====== Provided information ======

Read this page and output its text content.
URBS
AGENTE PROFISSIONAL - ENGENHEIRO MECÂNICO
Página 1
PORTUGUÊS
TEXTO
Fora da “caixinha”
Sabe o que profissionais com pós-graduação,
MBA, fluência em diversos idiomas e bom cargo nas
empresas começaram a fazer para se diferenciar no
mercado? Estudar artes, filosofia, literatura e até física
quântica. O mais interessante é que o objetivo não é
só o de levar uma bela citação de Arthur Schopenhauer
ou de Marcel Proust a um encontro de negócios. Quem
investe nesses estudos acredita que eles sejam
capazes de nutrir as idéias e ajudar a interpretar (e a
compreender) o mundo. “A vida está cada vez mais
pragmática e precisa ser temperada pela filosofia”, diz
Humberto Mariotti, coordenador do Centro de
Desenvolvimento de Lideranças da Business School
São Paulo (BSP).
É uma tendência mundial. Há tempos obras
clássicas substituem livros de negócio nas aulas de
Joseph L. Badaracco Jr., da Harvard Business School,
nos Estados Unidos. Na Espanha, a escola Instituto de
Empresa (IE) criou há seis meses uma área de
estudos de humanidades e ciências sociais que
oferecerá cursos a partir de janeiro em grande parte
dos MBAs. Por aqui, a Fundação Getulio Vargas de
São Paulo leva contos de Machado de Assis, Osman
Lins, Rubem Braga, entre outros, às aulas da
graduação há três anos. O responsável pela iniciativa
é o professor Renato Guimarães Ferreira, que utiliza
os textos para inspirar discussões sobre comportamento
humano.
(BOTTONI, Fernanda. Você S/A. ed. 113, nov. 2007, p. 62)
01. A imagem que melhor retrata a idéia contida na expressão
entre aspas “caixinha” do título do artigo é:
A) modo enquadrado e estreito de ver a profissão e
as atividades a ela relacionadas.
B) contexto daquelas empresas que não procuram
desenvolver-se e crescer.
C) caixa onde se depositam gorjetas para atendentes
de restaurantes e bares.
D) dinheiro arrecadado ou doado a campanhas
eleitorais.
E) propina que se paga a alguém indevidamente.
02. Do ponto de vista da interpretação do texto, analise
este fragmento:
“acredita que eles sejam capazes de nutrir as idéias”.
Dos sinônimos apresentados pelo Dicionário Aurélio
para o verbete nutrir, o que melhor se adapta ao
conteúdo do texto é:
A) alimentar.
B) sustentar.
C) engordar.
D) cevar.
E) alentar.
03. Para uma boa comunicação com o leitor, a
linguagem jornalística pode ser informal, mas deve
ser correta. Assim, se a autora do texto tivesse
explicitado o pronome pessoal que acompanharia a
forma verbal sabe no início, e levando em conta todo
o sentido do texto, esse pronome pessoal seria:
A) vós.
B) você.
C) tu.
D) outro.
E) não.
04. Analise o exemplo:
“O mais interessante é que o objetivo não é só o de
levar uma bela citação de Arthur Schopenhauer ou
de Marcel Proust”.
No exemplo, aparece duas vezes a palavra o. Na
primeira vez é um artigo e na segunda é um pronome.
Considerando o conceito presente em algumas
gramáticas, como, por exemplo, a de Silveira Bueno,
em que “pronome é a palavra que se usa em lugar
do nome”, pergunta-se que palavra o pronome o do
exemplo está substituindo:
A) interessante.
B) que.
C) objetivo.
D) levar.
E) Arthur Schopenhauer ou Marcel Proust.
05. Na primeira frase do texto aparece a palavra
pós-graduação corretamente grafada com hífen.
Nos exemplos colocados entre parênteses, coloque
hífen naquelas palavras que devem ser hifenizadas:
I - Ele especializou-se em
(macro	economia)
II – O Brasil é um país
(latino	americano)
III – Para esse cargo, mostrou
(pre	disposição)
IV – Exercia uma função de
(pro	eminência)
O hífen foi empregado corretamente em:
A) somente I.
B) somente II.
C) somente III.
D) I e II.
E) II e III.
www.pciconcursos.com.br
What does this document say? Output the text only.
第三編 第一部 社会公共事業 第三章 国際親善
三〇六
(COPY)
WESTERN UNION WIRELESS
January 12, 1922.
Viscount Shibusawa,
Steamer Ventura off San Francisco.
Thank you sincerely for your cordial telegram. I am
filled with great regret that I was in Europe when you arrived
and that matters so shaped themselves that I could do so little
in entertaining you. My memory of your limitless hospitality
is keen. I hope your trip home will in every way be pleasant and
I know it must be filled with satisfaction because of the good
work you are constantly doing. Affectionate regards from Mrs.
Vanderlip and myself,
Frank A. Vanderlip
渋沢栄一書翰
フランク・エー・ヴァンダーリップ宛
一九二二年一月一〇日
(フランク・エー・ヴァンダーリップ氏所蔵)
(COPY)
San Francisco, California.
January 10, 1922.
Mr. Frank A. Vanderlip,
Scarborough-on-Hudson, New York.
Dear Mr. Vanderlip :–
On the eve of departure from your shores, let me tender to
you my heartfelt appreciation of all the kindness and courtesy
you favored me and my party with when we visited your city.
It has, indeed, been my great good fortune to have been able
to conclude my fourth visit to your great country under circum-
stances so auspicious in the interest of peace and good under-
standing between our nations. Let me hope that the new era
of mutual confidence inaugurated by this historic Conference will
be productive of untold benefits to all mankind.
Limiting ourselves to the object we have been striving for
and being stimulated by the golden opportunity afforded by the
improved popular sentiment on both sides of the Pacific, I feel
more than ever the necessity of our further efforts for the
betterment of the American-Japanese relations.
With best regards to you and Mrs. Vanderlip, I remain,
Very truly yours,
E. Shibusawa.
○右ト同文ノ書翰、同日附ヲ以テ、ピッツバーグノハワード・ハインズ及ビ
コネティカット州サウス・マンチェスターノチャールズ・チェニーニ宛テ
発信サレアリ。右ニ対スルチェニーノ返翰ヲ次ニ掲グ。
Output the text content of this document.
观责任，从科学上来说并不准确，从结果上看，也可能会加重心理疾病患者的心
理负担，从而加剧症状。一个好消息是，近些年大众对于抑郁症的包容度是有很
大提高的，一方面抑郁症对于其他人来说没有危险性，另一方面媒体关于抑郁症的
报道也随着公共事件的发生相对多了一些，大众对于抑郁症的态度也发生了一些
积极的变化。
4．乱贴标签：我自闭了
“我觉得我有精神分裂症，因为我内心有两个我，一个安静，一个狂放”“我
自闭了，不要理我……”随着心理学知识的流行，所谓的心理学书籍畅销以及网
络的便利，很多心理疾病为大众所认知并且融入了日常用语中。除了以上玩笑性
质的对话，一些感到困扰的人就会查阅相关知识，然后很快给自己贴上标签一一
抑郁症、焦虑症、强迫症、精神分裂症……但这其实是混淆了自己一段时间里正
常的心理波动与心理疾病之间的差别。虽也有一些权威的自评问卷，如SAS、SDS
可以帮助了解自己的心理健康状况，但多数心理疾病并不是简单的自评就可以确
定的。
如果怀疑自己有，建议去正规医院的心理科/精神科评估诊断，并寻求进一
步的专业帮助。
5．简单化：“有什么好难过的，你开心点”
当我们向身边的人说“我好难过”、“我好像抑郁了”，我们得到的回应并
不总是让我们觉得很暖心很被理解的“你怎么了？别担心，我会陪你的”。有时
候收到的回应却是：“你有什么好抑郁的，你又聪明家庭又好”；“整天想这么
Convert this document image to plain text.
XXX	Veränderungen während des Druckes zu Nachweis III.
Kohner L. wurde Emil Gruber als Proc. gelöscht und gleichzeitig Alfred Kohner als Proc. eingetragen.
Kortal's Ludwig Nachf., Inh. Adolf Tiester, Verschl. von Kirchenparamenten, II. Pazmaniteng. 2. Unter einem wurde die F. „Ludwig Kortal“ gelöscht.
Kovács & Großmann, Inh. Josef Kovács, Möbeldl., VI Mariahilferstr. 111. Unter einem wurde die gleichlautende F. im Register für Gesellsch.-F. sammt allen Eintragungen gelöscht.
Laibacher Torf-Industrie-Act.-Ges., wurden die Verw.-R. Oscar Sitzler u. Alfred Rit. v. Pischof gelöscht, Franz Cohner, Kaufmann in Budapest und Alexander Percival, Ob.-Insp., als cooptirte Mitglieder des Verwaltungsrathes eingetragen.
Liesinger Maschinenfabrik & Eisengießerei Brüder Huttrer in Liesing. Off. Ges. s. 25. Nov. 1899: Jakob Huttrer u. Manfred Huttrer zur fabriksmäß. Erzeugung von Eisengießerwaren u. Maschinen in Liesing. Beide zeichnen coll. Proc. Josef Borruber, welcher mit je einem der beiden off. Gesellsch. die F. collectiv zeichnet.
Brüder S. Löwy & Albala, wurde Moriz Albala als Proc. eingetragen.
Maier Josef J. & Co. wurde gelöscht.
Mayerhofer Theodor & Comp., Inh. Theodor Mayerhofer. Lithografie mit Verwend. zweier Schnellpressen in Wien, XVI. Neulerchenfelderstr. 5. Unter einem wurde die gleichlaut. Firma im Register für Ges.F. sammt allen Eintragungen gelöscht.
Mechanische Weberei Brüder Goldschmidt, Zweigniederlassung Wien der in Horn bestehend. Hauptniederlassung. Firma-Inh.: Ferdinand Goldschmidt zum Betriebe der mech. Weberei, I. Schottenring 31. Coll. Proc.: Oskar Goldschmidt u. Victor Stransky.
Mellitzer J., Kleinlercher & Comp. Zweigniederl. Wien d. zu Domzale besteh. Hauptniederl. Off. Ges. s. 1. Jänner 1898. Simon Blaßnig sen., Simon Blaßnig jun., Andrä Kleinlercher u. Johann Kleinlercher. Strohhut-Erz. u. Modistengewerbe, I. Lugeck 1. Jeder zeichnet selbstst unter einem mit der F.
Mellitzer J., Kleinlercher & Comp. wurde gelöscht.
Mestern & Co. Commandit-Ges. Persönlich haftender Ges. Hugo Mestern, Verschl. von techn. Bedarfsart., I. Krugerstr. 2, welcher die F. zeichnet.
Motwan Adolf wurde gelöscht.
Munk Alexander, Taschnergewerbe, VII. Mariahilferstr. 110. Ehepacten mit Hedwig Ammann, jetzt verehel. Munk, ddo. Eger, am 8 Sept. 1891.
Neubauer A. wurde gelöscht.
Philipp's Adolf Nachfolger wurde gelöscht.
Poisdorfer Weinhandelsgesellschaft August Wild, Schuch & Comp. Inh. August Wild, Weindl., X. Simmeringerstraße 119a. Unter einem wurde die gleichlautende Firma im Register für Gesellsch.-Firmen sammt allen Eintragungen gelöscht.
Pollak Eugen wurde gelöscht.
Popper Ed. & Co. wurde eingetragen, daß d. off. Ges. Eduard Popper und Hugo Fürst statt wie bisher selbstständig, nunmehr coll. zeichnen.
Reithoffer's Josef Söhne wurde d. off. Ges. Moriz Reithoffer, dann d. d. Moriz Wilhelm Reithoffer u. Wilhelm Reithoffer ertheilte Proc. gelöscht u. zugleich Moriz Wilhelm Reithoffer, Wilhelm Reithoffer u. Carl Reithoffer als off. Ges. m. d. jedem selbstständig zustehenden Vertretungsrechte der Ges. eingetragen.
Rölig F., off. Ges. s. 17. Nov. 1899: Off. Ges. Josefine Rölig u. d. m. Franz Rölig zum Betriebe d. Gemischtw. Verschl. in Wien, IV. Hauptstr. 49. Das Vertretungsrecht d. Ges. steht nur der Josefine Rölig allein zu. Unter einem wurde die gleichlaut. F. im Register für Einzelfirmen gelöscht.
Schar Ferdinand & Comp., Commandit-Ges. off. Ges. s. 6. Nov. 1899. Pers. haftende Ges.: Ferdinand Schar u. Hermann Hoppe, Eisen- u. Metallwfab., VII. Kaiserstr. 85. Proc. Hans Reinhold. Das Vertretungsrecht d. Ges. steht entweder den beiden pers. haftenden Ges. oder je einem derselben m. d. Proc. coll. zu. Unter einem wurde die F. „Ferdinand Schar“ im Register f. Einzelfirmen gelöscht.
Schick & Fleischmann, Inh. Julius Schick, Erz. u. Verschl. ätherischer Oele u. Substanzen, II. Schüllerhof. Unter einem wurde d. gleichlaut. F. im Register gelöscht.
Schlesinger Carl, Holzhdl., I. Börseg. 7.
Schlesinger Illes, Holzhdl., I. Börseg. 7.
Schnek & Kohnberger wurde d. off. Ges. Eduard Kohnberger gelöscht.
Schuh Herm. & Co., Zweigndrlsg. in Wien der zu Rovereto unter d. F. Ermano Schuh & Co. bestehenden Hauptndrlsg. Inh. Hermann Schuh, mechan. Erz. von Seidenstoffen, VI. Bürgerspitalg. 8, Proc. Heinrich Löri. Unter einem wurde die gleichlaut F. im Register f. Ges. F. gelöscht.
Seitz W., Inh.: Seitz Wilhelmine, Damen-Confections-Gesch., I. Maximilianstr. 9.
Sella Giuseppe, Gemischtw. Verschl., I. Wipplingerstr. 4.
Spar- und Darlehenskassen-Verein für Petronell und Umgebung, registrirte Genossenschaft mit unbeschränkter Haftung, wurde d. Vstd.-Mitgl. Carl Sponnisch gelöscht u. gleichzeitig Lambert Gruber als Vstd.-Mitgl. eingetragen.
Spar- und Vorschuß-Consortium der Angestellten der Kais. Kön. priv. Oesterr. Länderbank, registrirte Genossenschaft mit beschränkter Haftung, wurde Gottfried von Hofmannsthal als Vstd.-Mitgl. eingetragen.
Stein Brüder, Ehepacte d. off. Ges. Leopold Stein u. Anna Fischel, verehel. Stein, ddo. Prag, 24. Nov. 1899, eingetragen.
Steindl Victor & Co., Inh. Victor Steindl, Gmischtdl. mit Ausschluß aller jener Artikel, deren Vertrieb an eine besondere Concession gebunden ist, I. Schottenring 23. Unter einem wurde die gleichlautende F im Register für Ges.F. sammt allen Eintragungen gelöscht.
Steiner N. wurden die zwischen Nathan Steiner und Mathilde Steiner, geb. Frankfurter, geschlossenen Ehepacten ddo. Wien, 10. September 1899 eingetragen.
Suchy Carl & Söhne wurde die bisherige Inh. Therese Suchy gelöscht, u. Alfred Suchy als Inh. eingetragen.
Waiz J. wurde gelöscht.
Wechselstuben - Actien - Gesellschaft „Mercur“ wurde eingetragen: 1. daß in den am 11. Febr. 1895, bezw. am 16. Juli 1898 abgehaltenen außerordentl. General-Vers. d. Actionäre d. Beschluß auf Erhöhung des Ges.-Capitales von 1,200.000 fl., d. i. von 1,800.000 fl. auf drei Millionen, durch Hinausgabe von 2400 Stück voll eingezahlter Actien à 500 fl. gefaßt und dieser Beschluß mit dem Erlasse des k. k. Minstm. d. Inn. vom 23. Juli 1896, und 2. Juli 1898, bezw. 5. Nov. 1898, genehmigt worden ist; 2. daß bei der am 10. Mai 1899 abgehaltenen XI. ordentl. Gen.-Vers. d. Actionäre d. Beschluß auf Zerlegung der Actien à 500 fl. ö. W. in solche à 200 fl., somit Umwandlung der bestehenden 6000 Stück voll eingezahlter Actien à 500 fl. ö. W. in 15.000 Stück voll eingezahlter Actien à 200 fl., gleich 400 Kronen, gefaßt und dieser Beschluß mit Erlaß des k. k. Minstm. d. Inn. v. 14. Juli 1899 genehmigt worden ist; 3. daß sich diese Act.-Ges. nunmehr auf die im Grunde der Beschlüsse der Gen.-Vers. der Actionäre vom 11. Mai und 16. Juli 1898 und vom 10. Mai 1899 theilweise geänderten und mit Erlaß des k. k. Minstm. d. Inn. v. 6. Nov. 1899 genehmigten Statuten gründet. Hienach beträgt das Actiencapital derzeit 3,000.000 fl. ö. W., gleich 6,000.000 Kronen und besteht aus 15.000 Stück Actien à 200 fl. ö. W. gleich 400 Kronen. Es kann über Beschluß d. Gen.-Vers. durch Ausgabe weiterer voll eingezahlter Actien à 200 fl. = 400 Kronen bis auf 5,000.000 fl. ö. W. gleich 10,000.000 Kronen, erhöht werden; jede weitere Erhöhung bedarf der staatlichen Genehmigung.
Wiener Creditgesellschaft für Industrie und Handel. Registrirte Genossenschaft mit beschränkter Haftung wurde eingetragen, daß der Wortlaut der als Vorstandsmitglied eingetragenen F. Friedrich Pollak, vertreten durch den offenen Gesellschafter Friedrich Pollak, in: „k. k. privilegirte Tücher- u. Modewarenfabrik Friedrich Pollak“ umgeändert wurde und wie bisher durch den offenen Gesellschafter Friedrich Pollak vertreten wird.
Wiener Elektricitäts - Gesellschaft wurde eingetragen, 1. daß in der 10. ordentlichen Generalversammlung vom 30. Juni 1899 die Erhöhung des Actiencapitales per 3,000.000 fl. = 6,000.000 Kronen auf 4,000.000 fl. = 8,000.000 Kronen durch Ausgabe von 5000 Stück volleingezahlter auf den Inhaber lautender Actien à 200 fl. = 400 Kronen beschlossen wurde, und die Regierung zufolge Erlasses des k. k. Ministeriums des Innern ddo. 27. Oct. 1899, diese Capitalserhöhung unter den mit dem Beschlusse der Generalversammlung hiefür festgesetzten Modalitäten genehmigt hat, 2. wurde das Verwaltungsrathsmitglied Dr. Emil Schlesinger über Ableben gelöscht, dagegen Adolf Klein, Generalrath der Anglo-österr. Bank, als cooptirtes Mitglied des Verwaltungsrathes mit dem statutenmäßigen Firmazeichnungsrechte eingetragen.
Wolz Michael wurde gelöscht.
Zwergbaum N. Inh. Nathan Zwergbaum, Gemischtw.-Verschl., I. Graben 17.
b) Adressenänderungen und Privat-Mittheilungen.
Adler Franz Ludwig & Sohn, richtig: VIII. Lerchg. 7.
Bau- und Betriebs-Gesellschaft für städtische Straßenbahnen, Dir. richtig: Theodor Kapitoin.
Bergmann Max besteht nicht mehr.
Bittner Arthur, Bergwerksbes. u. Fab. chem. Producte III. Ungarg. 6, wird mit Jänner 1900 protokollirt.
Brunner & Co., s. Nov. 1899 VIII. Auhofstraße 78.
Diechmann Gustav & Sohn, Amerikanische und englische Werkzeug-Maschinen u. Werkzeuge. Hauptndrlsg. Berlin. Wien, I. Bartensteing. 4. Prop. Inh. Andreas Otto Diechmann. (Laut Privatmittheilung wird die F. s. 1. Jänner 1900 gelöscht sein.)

======

• The request:
From the records above, work out how many lines contain the string "Victor". Give only the number.

• Full solution:
2